| Information shown |
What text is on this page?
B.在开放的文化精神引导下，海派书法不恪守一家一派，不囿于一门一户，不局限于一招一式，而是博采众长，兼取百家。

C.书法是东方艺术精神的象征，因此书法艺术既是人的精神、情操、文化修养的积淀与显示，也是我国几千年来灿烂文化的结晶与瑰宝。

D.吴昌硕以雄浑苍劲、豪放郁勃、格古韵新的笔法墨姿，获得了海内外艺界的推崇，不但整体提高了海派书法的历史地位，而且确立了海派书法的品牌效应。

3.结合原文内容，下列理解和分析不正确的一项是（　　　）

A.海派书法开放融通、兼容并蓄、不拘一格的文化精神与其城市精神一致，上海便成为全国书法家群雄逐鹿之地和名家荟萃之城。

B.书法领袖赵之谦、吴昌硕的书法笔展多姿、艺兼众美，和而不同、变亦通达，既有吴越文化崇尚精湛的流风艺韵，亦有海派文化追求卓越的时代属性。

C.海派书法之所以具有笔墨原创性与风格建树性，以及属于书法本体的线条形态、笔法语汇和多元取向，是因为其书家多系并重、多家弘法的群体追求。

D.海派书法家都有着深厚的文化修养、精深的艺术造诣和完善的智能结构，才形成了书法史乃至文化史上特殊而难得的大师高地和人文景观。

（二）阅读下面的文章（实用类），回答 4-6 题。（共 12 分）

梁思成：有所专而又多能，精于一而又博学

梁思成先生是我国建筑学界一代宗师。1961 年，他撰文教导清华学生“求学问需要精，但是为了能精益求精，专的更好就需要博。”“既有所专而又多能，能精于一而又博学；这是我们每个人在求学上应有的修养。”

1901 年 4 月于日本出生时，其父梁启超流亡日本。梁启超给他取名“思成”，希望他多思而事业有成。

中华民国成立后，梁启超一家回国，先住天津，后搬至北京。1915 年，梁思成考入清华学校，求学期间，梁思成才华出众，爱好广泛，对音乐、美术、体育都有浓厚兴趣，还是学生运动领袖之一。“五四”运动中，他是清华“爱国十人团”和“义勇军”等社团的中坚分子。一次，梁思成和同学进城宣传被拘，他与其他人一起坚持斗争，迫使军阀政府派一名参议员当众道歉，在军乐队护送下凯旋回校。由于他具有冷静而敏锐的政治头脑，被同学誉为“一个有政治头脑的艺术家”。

| Work to do |
Please output the entries above, every line exactly as it reads.

| Answer below |
What text is on this page?
B.在开放的文化精神引导下，海派书法不恪守一家一派，不囿于一门一户，不局限于一招一式，而是博采众长，兼取百家。

C.书法是东方艺术精神的象征，因此书法艺术既是人的精神、情操、文化修养的积淀与显示，也是我国几千年来灿烂文化的结晶与瑰宝。

D.吴昌硕以雄浑苍劲、豪放郁勃、格古韵新的笔法墨姿，获得了海内外艺界的推崇，不但整体提高了海派书法的历史地位，而且确立了海派书法的品牌效应。

3.结合原文内容，下列理解和分析不正确的一项是（　　　）

A.海派书法开放融通、兼容并蓄、不拘一格的文化精神与其城市精神一致，上海便成为全国书法家群雄逐鹿之地和名家荟萃之城。

B.书法领袖赵之谦、吴昌硕的书法笔展多姿、艺兼众美，和而不同、变亦通达，既有吴越文化崇尚精湛的流风艺韵，亦有海派文化追求卓越的时代属性。

C.海派书法之所以具有笔墨原创性与风格建树性，以及属于书法本体的线条形态、笔法语汇和多元取向，是因为其书家多系并重、多家弘法的群体追求。

D.海派书法家都有着深厚的文化修养、精深的艺术造诣和完善的智能结构，才形成了书法史乃至文化史上特殊而难得的大师高地和人文景观。

（二）阅读下面的文章（实用类），回答 4-6 题。（共 12 分）

梁思成：有所专而又多能，精于一而又博学

梁思成先生是我国建筑学界一代宗师。1961 年，他撰文教导清华学生“求学问需要精，但是为了能精益求精，专的更好就需要博。”“既有所专而又多能，能精于一而又博学；这是我们每个人在求学上应有的修养。”

1901 年 4 月于日本出生时，其父梁启超流亡日本。梁启超给他取名“思成”，希望他多思而事业有成。

中华民国成立后，梁启超一家回国，先住天津，后搬至北京。1915 年，梁思成考入清华学校，求学期间，梁思成才华出众，爱好广泛，对音乐、美术、体育都有浓厚兴趣，还是学生运动领袖之一。“五四”运动中，他是清华“爱国十人团”和“义勇军”等社团的中坚分子。一次，梁思成和同学进城宣传被拘，他与其他人一起坚持斗争，迫使军阀政府派一名参议员当众道歉，在军乐队护送下凯旋回校。由于他具有冷静而敏锐的政治头脑，被同学誉为“一个有政治头脑的艺术家”。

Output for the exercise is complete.